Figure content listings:
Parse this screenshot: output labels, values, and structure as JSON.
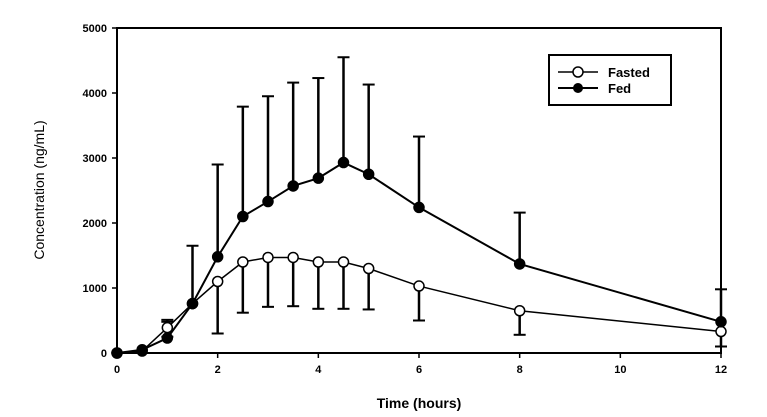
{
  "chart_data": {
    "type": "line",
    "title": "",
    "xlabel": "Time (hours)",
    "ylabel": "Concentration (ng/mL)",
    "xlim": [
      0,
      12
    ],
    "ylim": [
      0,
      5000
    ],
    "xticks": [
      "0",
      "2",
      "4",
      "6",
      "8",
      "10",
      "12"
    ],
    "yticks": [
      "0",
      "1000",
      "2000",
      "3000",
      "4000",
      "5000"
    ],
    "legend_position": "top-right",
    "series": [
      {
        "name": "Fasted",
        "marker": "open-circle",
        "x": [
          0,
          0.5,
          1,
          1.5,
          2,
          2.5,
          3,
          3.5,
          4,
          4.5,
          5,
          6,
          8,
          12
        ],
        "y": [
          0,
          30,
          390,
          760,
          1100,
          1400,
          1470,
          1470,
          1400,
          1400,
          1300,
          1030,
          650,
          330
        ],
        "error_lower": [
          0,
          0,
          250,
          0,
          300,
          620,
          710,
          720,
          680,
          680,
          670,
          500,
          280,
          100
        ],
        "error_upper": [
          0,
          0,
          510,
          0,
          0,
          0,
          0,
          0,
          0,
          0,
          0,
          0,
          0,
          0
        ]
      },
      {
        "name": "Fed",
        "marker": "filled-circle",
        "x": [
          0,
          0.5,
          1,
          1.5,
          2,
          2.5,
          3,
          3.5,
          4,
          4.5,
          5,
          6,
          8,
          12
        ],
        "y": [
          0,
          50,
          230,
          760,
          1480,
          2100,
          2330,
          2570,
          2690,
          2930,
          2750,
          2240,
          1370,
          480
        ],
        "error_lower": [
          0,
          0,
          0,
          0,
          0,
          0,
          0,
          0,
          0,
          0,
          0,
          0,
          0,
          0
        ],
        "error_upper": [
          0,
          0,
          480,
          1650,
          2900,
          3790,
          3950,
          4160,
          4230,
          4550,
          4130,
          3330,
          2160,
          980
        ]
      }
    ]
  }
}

---

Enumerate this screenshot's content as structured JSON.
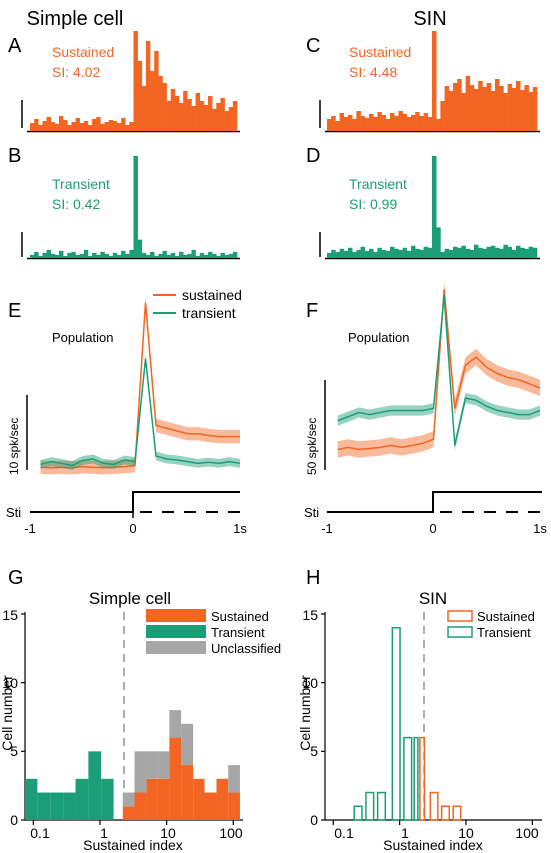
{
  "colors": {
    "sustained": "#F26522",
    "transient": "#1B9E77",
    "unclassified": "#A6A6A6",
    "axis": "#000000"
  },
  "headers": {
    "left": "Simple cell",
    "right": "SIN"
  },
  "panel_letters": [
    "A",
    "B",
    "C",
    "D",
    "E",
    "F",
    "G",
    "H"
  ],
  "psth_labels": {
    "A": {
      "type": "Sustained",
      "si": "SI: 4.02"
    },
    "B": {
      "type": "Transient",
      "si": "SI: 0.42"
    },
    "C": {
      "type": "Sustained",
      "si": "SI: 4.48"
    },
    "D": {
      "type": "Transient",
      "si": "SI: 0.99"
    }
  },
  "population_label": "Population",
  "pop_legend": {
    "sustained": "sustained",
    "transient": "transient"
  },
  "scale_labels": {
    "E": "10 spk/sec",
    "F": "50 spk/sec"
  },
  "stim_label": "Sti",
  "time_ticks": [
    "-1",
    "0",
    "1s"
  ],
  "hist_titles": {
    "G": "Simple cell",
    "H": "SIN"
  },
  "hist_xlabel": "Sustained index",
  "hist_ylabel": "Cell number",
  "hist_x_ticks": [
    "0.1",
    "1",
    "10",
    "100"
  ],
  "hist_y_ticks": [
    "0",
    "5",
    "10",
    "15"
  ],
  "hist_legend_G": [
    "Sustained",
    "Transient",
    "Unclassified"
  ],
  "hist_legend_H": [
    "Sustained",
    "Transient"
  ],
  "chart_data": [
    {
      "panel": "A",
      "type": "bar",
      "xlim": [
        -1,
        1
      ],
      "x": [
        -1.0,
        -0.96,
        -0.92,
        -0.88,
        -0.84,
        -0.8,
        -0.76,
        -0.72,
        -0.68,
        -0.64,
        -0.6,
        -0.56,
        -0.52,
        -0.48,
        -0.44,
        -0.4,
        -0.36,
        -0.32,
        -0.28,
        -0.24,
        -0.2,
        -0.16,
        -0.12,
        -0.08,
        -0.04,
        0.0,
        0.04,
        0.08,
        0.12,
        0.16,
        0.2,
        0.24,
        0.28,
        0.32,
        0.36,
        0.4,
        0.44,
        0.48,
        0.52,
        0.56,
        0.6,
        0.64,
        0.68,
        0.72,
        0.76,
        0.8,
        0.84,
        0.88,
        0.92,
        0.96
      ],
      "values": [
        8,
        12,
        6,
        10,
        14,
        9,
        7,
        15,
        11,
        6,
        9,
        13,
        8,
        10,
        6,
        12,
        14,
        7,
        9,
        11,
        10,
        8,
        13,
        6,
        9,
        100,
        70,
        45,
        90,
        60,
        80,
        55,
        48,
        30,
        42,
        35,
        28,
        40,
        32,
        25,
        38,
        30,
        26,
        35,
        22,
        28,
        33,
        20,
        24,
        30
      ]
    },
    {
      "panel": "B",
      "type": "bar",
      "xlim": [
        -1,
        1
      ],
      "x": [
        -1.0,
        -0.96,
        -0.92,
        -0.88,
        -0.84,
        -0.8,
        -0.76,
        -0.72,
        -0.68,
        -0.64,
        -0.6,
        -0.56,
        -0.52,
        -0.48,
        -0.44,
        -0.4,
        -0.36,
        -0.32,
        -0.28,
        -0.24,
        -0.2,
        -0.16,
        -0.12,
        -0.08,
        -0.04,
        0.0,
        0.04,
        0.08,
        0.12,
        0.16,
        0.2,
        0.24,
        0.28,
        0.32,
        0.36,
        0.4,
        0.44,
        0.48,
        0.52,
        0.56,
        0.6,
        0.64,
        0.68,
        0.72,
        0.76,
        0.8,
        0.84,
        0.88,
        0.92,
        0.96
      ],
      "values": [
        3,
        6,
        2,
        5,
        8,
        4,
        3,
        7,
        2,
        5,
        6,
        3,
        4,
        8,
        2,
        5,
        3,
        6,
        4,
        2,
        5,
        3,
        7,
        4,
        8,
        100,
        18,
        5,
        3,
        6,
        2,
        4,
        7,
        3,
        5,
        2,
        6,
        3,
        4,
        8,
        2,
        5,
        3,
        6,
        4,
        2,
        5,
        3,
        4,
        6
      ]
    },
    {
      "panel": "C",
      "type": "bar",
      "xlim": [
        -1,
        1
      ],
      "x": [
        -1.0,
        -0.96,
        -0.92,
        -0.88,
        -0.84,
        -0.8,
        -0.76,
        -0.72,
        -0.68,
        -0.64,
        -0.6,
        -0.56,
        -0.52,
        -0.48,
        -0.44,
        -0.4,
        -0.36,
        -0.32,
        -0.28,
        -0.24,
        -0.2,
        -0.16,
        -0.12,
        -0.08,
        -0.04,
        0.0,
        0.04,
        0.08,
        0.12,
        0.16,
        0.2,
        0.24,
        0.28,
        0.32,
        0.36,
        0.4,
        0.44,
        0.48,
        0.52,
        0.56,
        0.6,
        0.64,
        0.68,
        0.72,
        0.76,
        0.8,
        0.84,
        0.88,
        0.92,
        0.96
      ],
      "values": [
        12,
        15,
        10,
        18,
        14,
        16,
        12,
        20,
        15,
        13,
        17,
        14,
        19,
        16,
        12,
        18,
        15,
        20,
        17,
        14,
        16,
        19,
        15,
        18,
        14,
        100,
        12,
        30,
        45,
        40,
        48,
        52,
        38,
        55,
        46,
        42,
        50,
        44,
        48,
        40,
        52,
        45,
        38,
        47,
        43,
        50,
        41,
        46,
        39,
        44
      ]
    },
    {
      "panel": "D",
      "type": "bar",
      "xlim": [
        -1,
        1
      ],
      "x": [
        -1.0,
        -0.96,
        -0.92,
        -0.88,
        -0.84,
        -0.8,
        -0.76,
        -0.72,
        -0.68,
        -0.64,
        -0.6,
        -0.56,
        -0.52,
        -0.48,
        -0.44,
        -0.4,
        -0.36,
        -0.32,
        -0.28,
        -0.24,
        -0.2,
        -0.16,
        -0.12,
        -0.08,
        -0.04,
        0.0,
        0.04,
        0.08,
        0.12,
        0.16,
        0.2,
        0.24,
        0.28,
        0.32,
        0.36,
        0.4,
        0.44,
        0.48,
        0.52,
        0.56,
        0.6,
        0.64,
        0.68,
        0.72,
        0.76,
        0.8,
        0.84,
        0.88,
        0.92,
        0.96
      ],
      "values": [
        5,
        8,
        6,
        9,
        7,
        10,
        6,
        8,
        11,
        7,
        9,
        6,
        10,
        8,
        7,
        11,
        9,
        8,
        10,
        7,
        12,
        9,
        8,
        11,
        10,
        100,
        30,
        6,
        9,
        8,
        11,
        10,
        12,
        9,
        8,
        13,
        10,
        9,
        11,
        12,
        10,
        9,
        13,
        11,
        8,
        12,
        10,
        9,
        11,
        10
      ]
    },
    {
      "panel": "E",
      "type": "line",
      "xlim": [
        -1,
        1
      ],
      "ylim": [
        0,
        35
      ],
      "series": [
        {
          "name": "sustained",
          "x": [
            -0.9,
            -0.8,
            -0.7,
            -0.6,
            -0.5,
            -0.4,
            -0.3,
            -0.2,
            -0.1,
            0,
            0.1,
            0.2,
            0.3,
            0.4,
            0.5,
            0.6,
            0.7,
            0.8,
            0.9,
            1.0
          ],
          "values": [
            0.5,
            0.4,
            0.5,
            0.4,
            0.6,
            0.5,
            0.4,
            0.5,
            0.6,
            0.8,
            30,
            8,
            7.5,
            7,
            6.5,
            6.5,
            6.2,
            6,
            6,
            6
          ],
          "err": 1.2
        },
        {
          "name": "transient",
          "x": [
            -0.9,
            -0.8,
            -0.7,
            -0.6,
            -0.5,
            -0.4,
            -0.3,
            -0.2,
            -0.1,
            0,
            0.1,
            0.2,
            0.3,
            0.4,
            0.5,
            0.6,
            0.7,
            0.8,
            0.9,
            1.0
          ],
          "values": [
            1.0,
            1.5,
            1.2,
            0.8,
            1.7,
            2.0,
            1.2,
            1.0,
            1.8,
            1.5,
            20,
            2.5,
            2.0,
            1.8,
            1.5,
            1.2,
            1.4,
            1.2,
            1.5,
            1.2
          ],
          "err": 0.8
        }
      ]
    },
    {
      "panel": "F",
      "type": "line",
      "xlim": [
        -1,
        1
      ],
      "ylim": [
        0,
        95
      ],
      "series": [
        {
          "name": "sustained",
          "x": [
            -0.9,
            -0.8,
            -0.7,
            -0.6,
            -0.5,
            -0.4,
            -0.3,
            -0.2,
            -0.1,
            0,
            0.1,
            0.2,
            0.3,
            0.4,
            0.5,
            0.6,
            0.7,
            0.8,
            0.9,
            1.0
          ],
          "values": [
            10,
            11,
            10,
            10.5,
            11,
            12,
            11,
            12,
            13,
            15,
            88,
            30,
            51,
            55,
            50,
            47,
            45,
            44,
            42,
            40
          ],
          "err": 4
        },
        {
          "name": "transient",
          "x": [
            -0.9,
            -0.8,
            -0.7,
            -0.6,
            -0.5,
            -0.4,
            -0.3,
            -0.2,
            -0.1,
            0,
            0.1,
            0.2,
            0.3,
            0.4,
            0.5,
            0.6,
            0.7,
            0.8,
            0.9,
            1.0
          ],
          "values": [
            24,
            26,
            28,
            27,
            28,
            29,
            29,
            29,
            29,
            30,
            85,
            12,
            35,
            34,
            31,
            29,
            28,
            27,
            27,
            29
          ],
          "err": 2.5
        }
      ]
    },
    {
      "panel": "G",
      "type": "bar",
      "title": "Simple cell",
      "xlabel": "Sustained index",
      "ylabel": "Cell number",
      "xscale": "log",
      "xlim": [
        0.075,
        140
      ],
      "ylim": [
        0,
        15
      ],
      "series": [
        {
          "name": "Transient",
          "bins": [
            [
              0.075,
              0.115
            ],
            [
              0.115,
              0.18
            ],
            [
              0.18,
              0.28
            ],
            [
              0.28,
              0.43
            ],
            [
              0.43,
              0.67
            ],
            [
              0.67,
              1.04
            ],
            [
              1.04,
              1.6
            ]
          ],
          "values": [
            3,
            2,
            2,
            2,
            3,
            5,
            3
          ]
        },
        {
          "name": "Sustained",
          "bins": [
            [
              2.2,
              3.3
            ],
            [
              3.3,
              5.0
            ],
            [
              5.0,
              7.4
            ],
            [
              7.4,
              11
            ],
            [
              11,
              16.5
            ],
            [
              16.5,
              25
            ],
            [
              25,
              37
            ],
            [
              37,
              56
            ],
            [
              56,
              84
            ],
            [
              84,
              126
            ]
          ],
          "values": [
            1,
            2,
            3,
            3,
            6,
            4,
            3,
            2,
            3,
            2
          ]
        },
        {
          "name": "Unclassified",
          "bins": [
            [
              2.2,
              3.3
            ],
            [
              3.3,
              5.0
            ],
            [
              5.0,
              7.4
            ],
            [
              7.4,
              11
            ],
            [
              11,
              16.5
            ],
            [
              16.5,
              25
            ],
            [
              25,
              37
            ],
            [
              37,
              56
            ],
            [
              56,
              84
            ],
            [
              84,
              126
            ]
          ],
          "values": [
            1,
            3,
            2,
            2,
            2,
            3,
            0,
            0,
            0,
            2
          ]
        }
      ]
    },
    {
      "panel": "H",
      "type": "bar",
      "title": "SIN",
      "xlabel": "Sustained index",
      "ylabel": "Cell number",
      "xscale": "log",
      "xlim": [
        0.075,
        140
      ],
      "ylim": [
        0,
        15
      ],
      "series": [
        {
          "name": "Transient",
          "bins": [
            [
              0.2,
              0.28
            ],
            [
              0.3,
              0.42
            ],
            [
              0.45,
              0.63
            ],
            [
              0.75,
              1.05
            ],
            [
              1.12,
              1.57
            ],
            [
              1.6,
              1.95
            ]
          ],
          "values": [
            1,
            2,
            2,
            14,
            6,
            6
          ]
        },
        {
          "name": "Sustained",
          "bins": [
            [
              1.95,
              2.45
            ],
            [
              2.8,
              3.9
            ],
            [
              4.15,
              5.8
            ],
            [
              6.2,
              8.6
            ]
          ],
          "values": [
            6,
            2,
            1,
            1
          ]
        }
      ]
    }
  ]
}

---

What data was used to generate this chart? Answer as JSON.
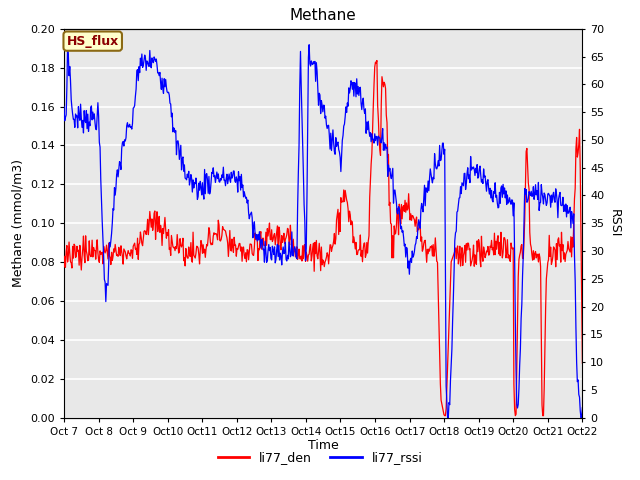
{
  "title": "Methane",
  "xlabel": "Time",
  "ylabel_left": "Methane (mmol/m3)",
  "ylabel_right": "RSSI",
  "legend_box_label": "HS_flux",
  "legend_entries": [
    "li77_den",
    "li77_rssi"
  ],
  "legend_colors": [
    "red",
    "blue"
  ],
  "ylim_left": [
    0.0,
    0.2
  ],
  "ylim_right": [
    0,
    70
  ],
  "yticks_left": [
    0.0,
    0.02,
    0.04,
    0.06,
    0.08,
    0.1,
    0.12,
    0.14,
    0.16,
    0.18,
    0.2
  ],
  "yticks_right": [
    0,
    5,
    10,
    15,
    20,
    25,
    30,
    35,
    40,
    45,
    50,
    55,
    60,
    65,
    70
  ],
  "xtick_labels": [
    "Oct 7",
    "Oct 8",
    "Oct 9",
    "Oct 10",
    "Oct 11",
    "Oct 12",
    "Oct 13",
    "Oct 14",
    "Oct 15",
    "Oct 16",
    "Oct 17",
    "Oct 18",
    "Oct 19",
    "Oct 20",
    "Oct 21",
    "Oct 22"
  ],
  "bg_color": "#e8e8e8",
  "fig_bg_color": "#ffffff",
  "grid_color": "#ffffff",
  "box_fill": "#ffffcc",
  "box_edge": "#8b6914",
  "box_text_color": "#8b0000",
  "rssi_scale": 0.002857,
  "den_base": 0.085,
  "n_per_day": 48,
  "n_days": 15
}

### To be done:
Using the listing above, state the number of lines that hold "screenshot", with no other text.

### Response to the task:
2